**Required task**
Extract every line where the string "data" appears.

◆ ◆ ◆ ◆ ◆

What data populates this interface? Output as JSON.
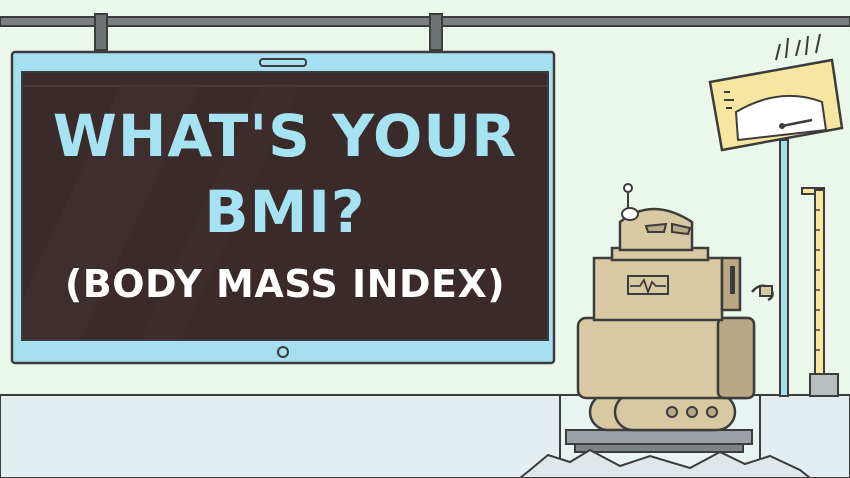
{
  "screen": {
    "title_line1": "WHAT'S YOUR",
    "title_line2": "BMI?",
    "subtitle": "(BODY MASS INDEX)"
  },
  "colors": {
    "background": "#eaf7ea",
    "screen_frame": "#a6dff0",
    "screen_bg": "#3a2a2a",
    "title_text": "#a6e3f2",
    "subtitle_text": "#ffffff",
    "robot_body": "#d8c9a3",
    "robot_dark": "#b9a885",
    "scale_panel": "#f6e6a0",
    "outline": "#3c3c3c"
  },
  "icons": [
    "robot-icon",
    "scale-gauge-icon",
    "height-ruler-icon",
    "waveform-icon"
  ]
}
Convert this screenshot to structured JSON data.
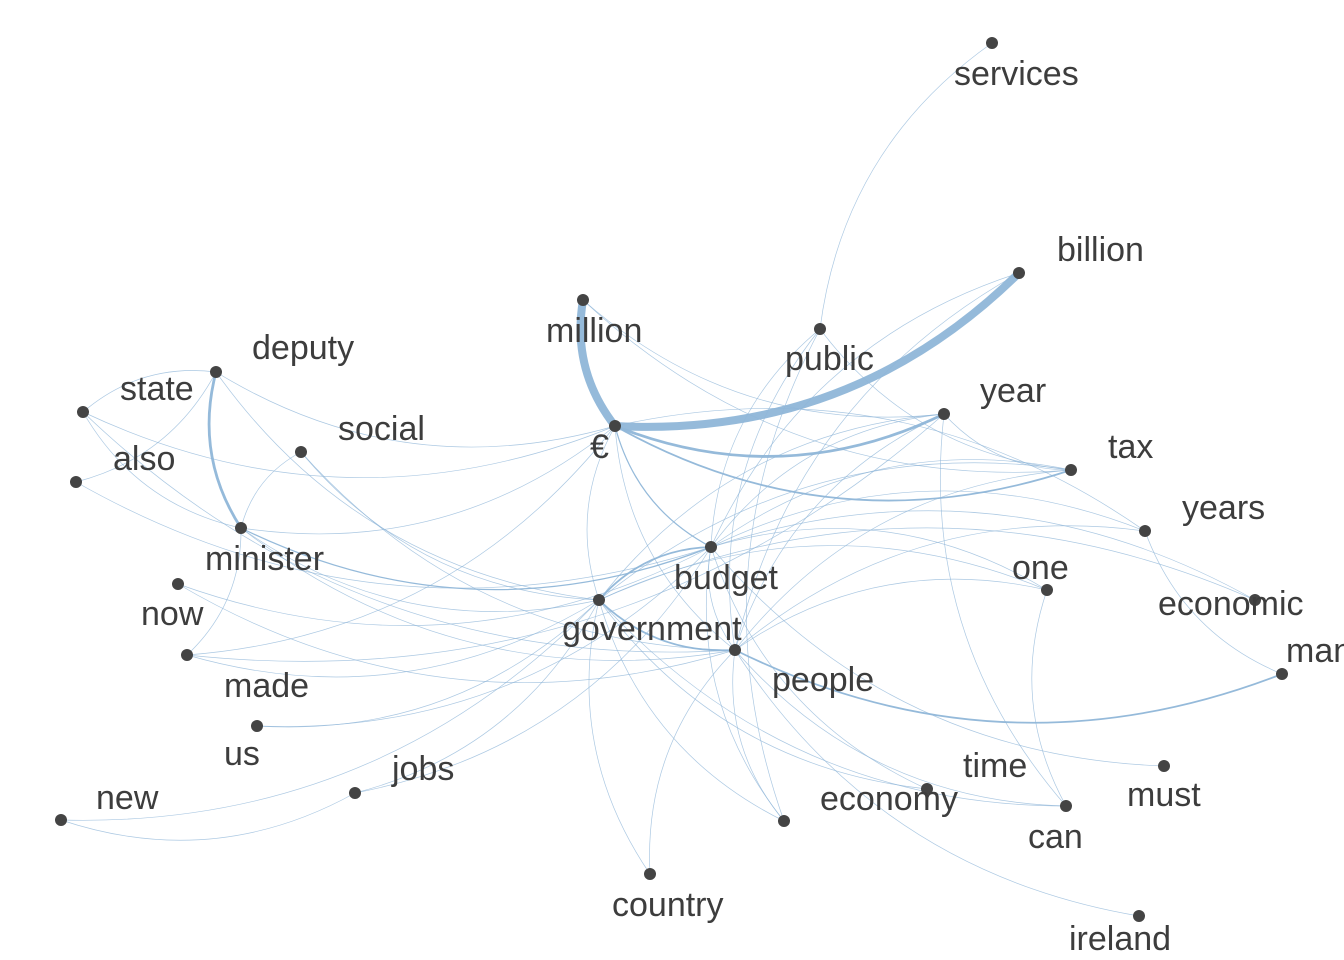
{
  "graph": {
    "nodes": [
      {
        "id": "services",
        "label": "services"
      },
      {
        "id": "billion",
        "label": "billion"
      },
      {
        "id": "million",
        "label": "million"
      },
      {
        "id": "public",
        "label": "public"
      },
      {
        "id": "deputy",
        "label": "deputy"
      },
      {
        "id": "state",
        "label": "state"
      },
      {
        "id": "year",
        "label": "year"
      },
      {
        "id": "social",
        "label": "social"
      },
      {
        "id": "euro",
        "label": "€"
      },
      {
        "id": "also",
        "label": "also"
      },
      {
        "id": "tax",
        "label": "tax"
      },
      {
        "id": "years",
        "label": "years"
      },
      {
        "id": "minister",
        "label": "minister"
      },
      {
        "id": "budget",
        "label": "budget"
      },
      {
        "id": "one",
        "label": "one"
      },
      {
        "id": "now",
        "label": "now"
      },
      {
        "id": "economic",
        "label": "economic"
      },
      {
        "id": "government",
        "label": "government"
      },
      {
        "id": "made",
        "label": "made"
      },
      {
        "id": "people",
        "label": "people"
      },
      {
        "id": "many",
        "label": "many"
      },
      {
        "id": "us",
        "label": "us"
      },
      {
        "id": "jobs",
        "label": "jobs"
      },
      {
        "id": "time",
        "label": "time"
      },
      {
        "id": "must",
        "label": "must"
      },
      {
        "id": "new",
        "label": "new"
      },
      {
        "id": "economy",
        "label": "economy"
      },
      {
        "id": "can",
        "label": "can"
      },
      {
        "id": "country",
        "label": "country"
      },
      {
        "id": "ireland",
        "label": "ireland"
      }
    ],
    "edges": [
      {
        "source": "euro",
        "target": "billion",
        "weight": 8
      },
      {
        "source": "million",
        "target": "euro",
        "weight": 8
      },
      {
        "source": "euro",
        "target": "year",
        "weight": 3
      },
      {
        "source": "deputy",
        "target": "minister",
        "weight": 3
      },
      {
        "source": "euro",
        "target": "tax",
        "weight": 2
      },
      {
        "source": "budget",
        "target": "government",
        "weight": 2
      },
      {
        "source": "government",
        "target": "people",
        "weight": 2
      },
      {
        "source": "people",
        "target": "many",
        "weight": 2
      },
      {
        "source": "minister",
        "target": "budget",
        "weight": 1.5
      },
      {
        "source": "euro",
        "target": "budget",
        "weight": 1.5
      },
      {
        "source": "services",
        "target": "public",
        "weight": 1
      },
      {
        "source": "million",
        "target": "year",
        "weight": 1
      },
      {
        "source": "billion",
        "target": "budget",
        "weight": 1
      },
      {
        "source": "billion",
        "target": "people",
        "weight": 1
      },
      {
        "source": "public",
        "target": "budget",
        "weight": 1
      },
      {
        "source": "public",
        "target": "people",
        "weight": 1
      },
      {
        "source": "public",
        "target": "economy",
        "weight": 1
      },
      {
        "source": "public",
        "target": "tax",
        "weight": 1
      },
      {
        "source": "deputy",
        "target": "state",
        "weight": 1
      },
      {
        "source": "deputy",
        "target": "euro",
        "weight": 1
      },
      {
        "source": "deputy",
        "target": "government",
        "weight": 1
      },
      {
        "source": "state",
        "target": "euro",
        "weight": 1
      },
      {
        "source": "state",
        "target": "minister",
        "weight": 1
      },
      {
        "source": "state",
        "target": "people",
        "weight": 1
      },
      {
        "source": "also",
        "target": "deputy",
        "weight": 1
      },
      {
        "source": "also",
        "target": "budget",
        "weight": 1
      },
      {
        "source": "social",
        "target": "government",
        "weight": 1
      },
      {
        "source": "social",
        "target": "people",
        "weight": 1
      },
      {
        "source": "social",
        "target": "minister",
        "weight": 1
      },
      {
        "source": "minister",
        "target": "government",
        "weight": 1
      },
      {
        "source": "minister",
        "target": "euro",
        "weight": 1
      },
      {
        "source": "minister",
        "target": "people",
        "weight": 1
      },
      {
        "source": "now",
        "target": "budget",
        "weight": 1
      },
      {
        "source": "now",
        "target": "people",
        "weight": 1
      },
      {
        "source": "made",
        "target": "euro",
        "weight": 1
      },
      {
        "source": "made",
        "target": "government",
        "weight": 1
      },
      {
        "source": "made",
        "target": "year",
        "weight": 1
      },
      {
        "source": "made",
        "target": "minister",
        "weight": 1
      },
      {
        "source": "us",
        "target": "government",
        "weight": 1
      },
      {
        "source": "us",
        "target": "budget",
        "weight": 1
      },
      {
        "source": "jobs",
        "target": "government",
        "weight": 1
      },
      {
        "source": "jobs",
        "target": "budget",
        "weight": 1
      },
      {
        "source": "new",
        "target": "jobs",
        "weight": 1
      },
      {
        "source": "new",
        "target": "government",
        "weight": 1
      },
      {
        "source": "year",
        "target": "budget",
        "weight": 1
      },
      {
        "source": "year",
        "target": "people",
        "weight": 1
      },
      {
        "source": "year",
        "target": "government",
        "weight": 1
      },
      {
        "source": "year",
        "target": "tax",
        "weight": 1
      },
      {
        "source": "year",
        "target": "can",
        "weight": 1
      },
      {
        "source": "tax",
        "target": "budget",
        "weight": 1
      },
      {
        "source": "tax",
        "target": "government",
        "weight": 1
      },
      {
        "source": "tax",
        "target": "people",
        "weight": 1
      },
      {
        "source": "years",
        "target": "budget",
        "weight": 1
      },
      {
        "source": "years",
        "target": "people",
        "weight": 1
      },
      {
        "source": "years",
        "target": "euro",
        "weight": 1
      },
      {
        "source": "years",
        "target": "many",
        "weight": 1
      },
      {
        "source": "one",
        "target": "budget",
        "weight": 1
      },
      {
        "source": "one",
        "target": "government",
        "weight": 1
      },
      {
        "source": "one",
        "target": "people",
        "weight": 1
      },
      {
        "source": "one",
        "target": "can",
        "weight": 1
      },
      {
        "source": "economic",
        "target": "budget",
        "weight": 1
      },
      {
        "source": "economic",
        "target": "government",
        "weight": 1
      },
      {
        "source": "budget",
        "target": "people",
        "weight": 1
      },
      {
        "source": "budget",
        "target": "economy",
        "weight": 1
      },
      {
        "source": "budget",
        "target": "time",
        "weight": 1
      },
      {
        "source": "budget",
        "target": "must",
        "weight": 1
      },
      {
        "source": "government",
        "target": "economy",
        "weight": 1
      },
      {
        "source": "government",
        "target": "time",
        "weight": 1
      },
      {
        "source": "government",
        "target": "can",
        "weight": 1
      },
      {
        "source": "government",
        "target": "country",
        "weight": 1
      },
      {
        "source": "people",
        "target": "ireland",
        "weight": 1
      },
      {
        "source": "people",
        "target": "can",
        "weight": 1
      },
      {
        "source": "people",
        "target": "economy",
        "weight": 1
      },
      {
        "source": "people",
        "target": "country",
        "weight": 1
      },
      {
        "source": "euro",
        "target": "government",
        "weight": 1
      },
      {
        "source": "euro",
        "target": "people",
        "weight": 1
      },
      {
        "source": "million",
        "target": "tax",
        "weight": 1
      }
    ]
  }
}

◆ ◆ ◆ ◆ ◆

**Written response**
What data populates this interface? Output as JSON.
Convert this screenshot to structured JSON data.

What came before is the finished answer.